--- start Page text ---
The existence of international law, as a concept has existed since time immemorial. European age of Renaissance gave birth to what is known as the modern international law. It has been suggested that international law has an intrinsically European character since it arose in response to the changing political environment in Western Europe at the time. The development of postcolonial theories of law in the setting of international law spawned a body of scholarship that tried to provide perspectives on international law from ‘third world’ or the formerly colonised countries..
The experience of colonialism demonstrates European dominance in the international realm, which cannot be neglected in any type of modern government or institutions. Even if colonialism has officially ended, postcolonial legal scholarship emphasises that its unjust history of material practises continues to have an impact today and does influence nascent legal consciousness. Third World Approaches to International Law (TWAIL) studies arose as a response to the ‘Eurocentric’ aspect of international law, as well as western dominance and its advantages in the field of international law. There have been attempts to present third-world countries’ experiences with international law and how they have been underrepresented, therefore making it an unequal law.
--- end Page text ---
--- start Information shown ---
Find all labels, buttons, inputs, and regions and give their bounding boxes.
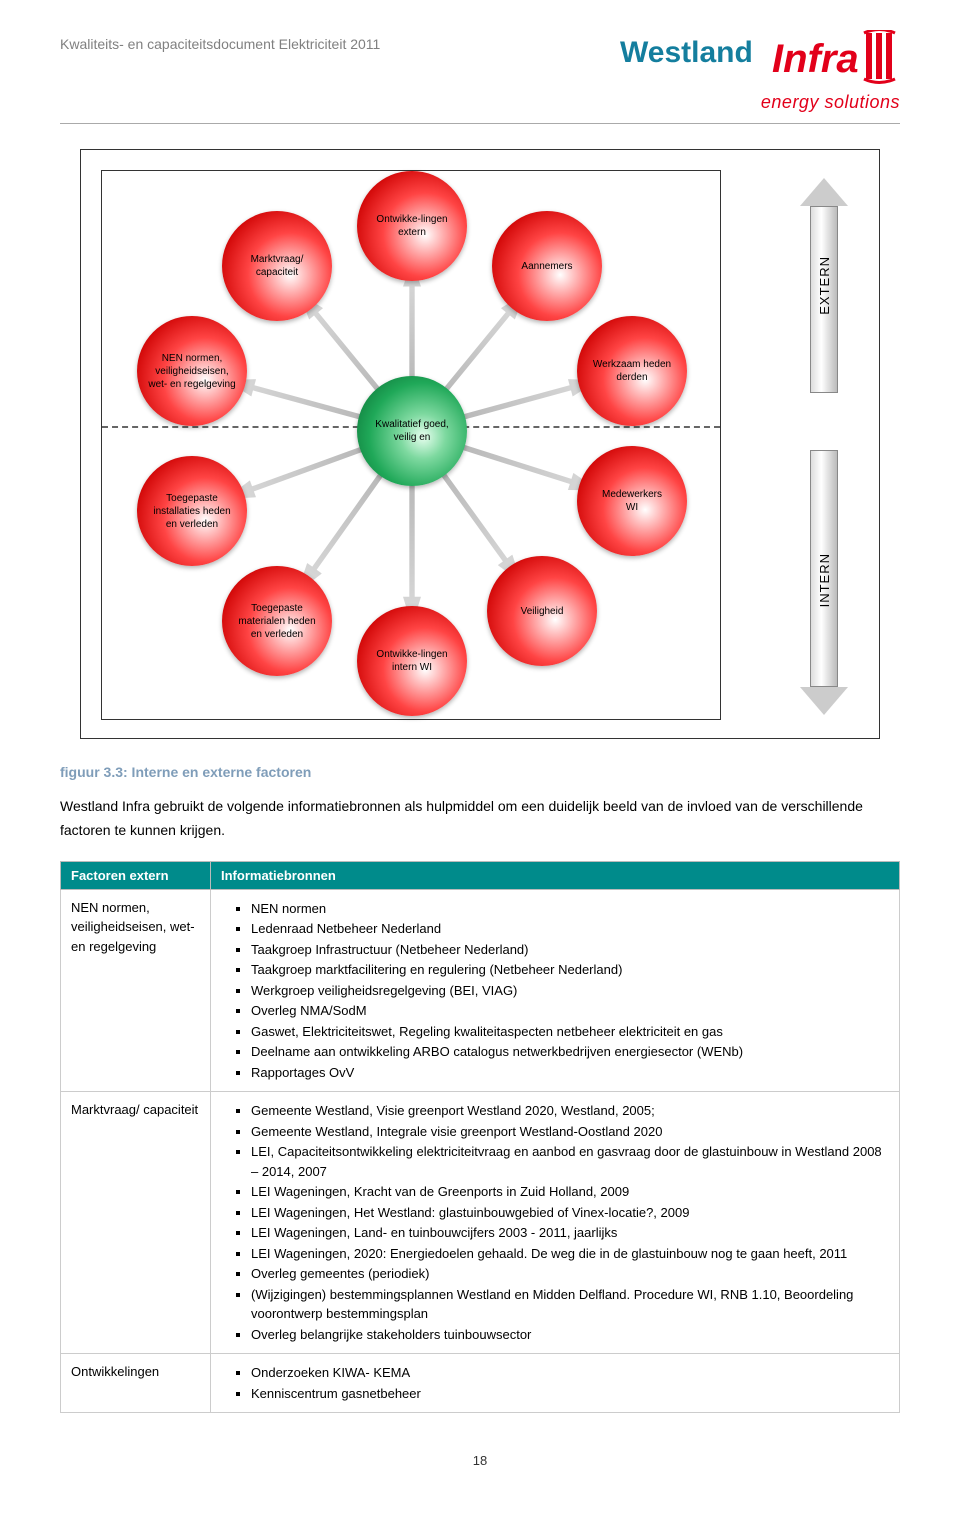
diagram-node: Toegepastematerialen hedenen verleden: [222, 566, 332, 676]
extern-arrow: EXTERN: [799, 178, 849, 393]
header-divider: [60, 123, 900, 124]
table-cell-sources: Onderzoeken KIWA- KEMAKenniscentrum gasn…: [211, 1354, 900, 1413]
diagram-node-label: MedewerkersWI: [602, 488, 662, 514]
brand-tagline: energy solutions: [620, 92, 900, 113]
table-cell-factor: Marktvraag/ capaciteit: [61, 1092, 211, 1354]
list-item: NEN normen: [251, 899, 889, 919]
diagram-node-label: Kwalitatief goed,veilig en: [375, 418, 448, 444]
list-item: LEI Wageningen, Land- en tuinbouwcijfers…: [251, 1223, 889, 1243]
list-item: LEI, Capaciteitsontwikkeling elektricite…: [251, 1142, 889, 1181]
brand-logo: Westland Infra energy solutions: [620, 30, 900, 113]
diagram-node: NEN normen,veiligheidseisen,wet- en rege…: [137, 316, 247, 426]
list-item: Gemeente Westland, Integrale visie green…: [251, 1122, 889, 1142]
westland-infra-logo-icon: Westland Infra: [620, 30, 900, 85]
factors-diagram: Kwalitatief goed,veilig en Marktvraag/cap…: [80, 149, 880, 739]
diagram-node-label: Veiligheid: [521, 605, 564, 618]
svg-text:Westland: Westland: [620, 36, 753, 69]
diagram-node: MedewerkersWI: [577, 446, 687, 556]
diagram-node: Kwalitatief goed,veilig en: [357, 376, 467, 486]
diagram-frame: Kwalitatief goed,veilig en Marktvraag/cap…: [101, 170, 721, 720]
list-item: Overleg NMA/SodM: [251, 1001, 889, 1021]
diagram-node: Aannemers: [492, 211, 602, 321]
diagram-node: Veiligheid: [487, 556, 597, 666]
factors-table: Factoren extern Informatiebronnen NEN no…: [60, 861, 900, 1414]
diagram-node: Werkzaam hedenderden: [577, 316, 687, 426]
list-item: Deelname aan ontwikkeling ARBO catalogus…: [251, 1042, 889, 1062]
table-row: OntwikkelingenOnderzoeken KIWA- KEMAKenn…: [61, 1354, 900, 1413]
diagram-node: Ontwikke-lingenintern WI: [357, 606, 467, 716]
list-item: Werkgroep veiligheidsregelgeving (BEI, V…: [251, 981, 889, 1001]
list-item: LEI Wageningen, Kracht van de Greenports…: [251, 1182, 889, 1202]
table-col-header: Factoren extern: [61, 861, 211, 889]
page-number: 18: [60, 1453, 900, 1468]
list-item: LEI Wageningen, Het Westland: glastuinbo…: [251, 1203, 889, 1223]
diagram-node: Marktvraag/capaciteit: [222, 211, 332, 321]
diagram-node: Ontwikke-lingenextern: [357, 171, 467, 281]
intern-label: INTERN: [817, 553, 832, 607]
arrow-head-icon: [800, 687, 848, 715]
table-cell-sources: Gemeente Westland, Visie greenport Westl…: [211, 1092, 900, 1354]
table-col-header: Informatiebronnen: [211, 861, 900, 889]
diagram-node-label: Marktvraag/capaciteit: [251, 253, 304, 279]
list-item: Overleg belangrijke stakeholders tuinbou…: [251, 1325, 889, 1345]
arrow-head-icon: [800, 178, 848, 206]
list-item: Gemeente Westland, Visie greenport Westl…: [251, 1101, 889, 1121]
intern-arrow: INTERN: [799, 450, 849, 715]
list-item: Kenniscentrum gasnetbeheer: [251, 1384, 889, 1404]
page-header: Kwaliteits- en capaciteitsdocument Elekt…: [60, 30, 900, 113]
table-cell-factor: NEN normen, veiligheidseisen, wet- en re…: [61, 889, 211, 1092]
diagram-node-label: NEN normen,veiligheidseisen,wet- en rege…: [148, 352, 235, 391]
diagram-node-label: Toegepasteinstallaties hedenen verleden: [153, 492, 230, 531]
diagram-node-label: Aannemers: [521, 260, 572, 273]
doc-title: Kwaliteits- en capaciteitsdocument Elekt…: [60, 30, 380, 52]
list-item: LEI Wageningen, 2020: Energiedoelen geha…: [251, 1244, 889, 1264]
list-item: Ledenraad Netbeheer Nederland: [251, 919, 889, 939]
diagram-node-label: Toegepastematerialen hedenen verleden: [238, 602, 315, 641]
list-item: (Wijzigingen) bestemmingsplannen Westlan…: [251, 1285, 889, 1324]
diagram-node: Toegepasteinstallaties hedenen verleden: [137, 456, 247, 566]
table-row: Marktvraag/ capaciteit Gemeente Westland,…: [61, 1092, 900, 1354]
list-item: Taakgroep marktfacilitering en regulerin…: [251, 960, 889, 980]
list-item: Onderzoeken KIWA- KEMA: [251, 1363, 889, 1383]
extern-label: EXTERN: [817, 256, 832, 315]
list-item: Taakgroep Infrastructuur (Netbeheer Nede…: [251, 940, 889, 960]
diagram-node-label: Werkzaam hedenderden: [593, 358, 671, 384]
list-item: Rapportages OvV: [251, 1063, 889, 1083]
list-item: Overleg gemeentes (periodiek): [251, 1264, 889, 1284]
svg-text:Infra: Infra: [772, 37, 859, 81]
table-row: NEN normen, veiligheidseisen, wet- en re…: [61, 889, 900, 1092]
intro-paragraph: Westland Infra gebruikt de volgende info…: [60, 795, 900, 843]
table-cell-sources: NEN normenLedenraad Netbeheer NederlandT…: [211, 889, 900, 1092]
diagram-node-label: Ontwikke-lingenextern: [376, 213, 447, 239]
list-item: Gaswet, Elektriciteitswet, Regeling kwal…: [251, 1022, 889, 1042]
table-cell-factor: Ontwikkelingen: [61, 1354, 211, 1413]
figure-caption: figuur 3.3: Interne en externe factoren: [60, 764, 900, 780]
diagram-node-label: Ontwikke-lingenintern WI: [376, 648, 447, 674]
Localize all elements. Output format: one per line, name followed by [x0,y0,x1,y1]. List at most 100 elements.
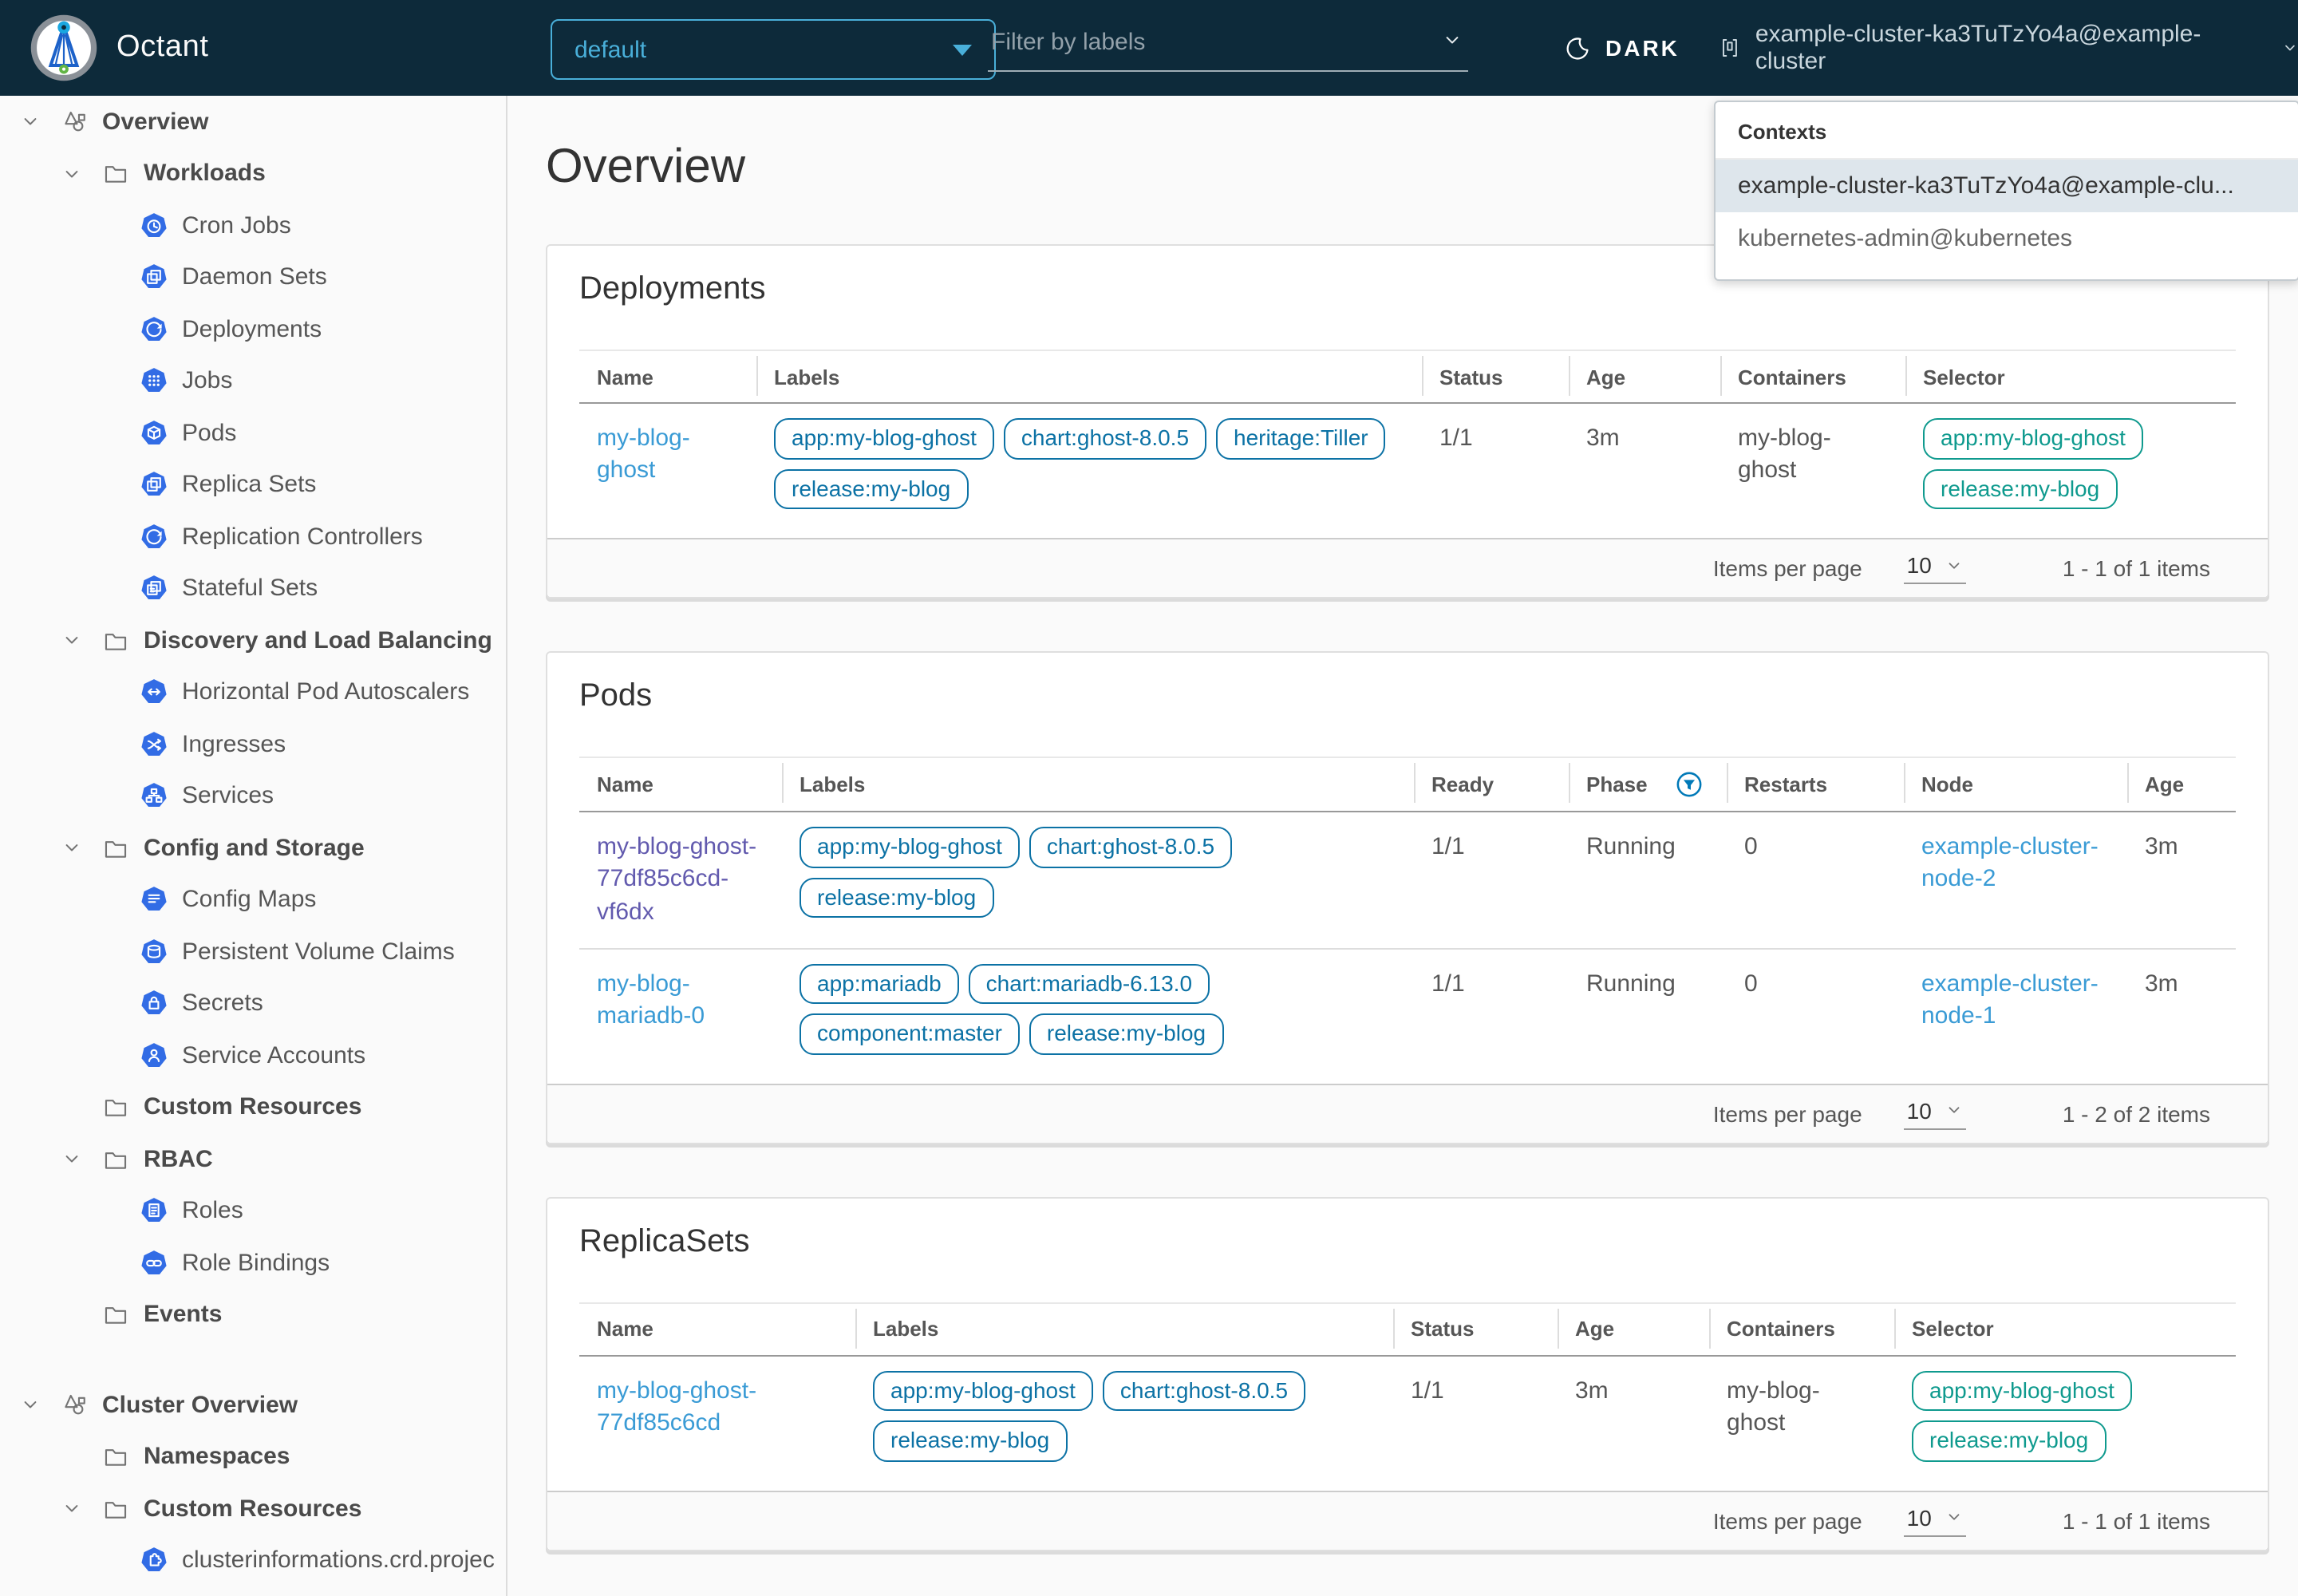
sidebar-item-icon [140,1547,168,1574]
sidebar-item[interactable]: Roles [0,1185,506,1237]
chevron-down-icon[interactable] [99,474,121,496]
chevron-down-icon[interactable] [99,526,121,548]
sidebar-item[interactable]: Cluster Overview [0,1379,506,1431]
context-menu-item[interactable]: example-cluster-ka3TuTzYo4a@example-clu.… [1716,160,2298,212]
sidebar-item[interactable]: Ingresses [0,718,506,770]
sidebar-item[interactable]: Persistent Volume Claims [0,926,506,978]
chevron-down-icon[interactable] [61,163,83,185]
resource-link[interactable]: my-blog-ghost-77df85c6cd [597,1377,756,1437]
sidebar-item[interactable]: Replica Sets [0,459,506,511]
column-header-label: Labels [800,772,865,796]
column-header[interactable]: Age [1558,1304,1709,1355]
sidebar-item[interactable]: Custom Resources [0,1081,506,1133]
chevron-down-icon[interactable] [99,1550,121,1572]
chevron-down-icon[interactable] [99,422,121,444]
column-header[interactable]: Status [1393,1304,1558,1355]
brand[interactable]: Octant [29,13,209,83]
column-header[interactable]: Status [1422,351,1569,402]
chevron-down-icon[interactable] [99,318,121,341]
theme-toggle[interactable]: DARK [1564,0,1680,96]
chevron-down-icon[interactable] [61,1446,83,1468]
chevron-down-icon[interactable] [99,578,121,600]
sidebar-item-icon [140,420,168,447]
sidebar-item[interactable]: Daemon Sets [0,251,506,303]
chevron-down-icon[interactable] [61,630,83,652]
sidebar-item[interactable]: Config and Storage [0,822,506,874]
column-header[interactable]: Selector [1905,351,2236,402]
sidebar-item[interactable]: Replication Controllers [0,511,506,563]
chevron-down-icon[interactable] [99,993,121,1015]
column-header[interactable]: Age [1569,351,1720,402]
chevron-down-icon[interactable] [1441,29,1463,51]
sidebar-item[interactable]: Discovery and Load Balancing [0,614,506,666]
resource-link[interactable]: my-blog-mariadb-0 [597,970,705,1030]
chevron-down-icon[interactable] [99,370,121,393]
column-header[interactable]: Node [1904,758,2127,811]
column-header[interactable]: Labels [756,351,1422,402]
chevron-down-icon[interactable] [99,681,121,704]
column-header[interactable]: Containers [1720,351,1905,402]
column-header[interactable]: Name [579,758,782,811]
chevron-down-icon[interactable] [99,785,121,808]
sidebar-item[interactable]: Secrets [0,978,506,1029]
sidebar-item[interactable]: Custom Resources [0,1483,506,1535]
column-header[interactable]: Labels [782,758,1414,811]
chevron-down-icon[interactable] [61,1498,83,1520]
sidebar-item[interactable]: Horizontal Pod Autoscalers [0,666,506,718]
age-cell: 3m [1558,1357,1709,1491]
node-link[interactable]: example-cluster-node-1 [1921,970,2099,1030]
sidebar-item[interactable]: Cron Jobs [0,200,506,251]
chevron-down-icon[interactable] [99,889,121,911]
column-header[interactable]: Selector [1894,1304,2236,1355]
sidebar-item[interactable]: Stateful Sets [0,563,506,614]
column-header[interactable]: Name [579,351,756,402]
column-header[interactable]: Containers [1709,1304,1894,1355]
chevron-down-icon[interactable] [99,1252,121,1274]
replicasets-table: Name Labels Status [579,1302,2236,1550]
filter-icon[interactable] [1676,771,1704,798]
resource-link[interactable]: my-blog-ghost-77df85c6cd-vf6dx [597,833,756,925]
column-header[interactable]: Labels [855,1304,1393,1355]
restarts-cell: 0 [1727,950,1904,1084]
chevron-down-icon[interactable] [99,1200,121,1223]
chevron-down-icon[interactable] [19,1394,41,1416]
sidebar-item[interactable]: Deployments [0,303,506,355]
chevron-down-icon[interactable] [61,1304,83,1326]
sidebar-item[interactable]: Namespaces [0,1431,506,1483]
sidebar-item[interactable]: Pods [0,407,506,459]
sidebar-item[interactable]: Role Bindings [0,1237,506,1289]
sidebar-item[interactable]: Overview [0,96,506,148]
chevron-down-icon[interactable] [99,941,121,963]
node-link[interactable]: example-cluster-node-2 [1921,833,2099,893]
column-header[interactable]: Name [579,1304,855,1355]
sidebar-item[interactable]: Jobs [0,355,506,407]
sidebar-item[interactable]: Service Accounts [0,1029,506,1081]
chevron-down-icon[interactable] [99,733,121,756]
context-menu-item[interactable]: kubernetes-admin@kubernetes [1716,212,2298,265]
items-per-page-select[interactable]: 10 [1904,1098,1967,1130]
label-filter-input[interactable] [988,22,1468,72]
namespace-select[interactable]: default [551,19,996,80]
sidebar-item[interactable]: Workloads [0,148,506,200]
chevron-down-icon[interactable] [99,1045,121,1067]
items-per-page-select[interactable]: 10 [1904,1505,1967,1537]
column-header[interactable]: Ready [1414,758,1569,811]
column-header[interactable]: Phase [1569,758,1727,811]
chevron-down-icon[interactable] [61,837,83,859]
chevron-down-icon[interactable] [99,215,121,237]
items-per-page-select[interactable]: 10 [1904,552,1967,584]
sidebar-item[interactable]: Events [0,1289,506,1341]
sidebar-item[interactable]: RBAC [0,1133,506,1185]
resource-link[interactable]: my-blog-ghost [597,425,690,484]
chevron-down-icon[interactable] [19,111,41,133]
sidebar-item[interactable]: csidrivers.csi.storage.k8s.io [0,1586,506,1596]
chevron-down-icon[interactable] [99,267,121,289]
context-selector[interactable]: example-cluster-ka3TuTzYo4a@example-clus… [1717,0,2298,96]
chevron-down-icon[interactable] [61,1148,83,1171]
sidebar-item[interactable]: Config Maps [0,874,506,926]
sidebar-item[interactable]: clusterinformations.crd.projec [0,1535,506,1586]
chevron-down-icon[interactable] [61,1096,83,1119]
column-header[interactable]: Age [2127,758,2236,811]
sidebar-item[interactable]: Services [0,770,506,822]
column-header[interactable]: Restarts [1727,758,1904,811]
--- end Information shown ---
**Task brief:** Repeat word for word the passage of the text on postcolonial approaches to international law, starting with "The existence of" and going on through "formerly colonised countries..".

**Completed task:**
The existence of international law, as a concept has existed since time immemorial. European age of Renaissance gave birth to what is known as the modern international law. It has been suggested that international law has an intrinsically European character since it arose in response to the changing political environment in Western Europe at the time. The development of postcolonial theories of law in the setting of international law spawned a body of scholarship that tried to provide perspectives on international law from ‘third world’ or the formerly colonised countries..